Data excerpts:
----

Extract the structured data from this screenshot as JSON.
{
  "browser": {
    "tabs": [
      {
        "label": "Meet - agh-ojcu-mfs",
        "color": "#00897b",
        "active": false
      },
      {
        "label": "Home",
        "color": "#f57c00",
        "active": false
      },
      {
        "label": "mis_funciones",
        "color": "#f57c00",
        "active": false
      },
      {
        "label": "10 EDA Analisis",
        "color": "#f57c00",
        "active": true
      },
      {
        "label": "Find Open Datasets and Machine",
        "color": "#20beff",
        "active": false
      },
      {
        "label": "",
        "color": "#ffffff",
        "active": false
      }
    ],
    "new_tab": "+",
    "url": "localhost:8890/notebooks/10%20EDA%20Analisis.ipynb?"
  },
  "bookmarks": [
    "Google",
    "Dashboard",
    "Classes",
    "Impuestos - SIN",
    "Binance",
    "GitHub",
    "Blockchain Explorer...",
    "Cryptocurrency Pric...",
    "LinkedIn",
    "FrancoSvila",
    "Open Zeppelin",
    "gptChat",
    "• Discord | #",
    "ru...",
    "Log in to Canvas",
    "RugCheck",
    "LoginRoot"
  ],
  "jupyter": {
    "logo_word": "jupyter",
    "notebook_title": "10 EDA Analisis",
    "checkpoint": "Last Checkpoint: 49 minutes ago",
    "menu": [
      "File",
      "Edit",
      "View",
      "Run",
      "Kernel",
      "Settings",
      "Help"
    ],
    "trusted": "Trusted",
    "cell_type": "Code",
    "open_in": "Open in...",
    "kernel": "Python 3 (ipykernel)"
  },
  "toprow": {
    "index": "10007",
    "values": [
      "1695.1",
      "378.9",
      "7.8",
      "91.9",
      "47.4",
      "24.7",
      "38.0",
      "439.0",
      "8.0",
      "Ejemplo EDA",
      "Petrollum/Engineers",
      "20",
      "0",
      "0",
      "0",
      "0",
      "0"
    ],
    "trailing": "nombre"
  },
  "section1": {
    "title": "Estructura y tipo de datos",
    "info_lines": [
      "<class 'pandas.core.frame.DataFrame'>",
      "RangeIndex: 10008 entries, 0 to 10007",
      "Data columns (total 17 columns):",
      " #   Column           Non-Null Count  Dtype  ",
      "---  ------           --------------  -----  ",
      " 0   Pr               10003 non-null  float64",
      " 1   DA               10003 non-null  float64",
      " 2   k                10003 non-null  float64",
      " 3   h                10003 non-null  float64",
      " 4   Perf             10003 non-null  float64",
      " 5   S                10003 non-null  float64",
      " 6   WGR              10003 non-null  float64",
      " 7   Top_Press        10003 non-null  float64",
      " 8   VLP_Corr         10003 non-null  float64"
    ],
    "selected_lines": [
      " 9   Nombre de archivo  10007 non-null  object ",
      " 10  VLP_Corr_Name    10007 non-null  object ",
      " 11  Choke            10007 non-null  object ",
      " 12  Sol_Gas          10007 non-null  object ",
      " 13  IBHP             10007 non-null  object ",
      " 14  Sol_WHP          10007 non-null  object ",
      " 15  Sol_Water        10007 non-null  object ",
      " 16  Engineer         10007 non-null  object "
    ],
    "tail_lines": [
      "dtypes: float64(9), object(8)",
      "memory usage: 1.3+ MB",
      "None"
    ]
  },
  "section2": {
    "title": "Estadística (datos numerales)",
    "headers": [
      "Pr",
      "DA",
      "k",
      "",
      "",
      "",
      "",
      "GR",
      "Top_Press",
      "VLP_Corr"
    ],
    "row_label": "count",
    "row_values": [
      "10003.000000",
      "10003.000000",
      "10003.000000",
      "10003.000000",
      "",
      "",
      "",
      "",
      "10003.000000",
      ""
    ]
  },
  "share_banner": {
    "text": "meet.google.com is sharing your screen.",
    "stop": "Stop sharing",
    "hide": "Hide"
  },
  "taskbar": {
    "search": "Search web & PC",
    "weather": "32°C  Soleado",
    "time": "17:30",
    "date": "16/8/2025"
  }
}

----

* **Task goal**: Your answer should be a single number: the count of lines in the data that include the word "datos".

* **Task result**: 2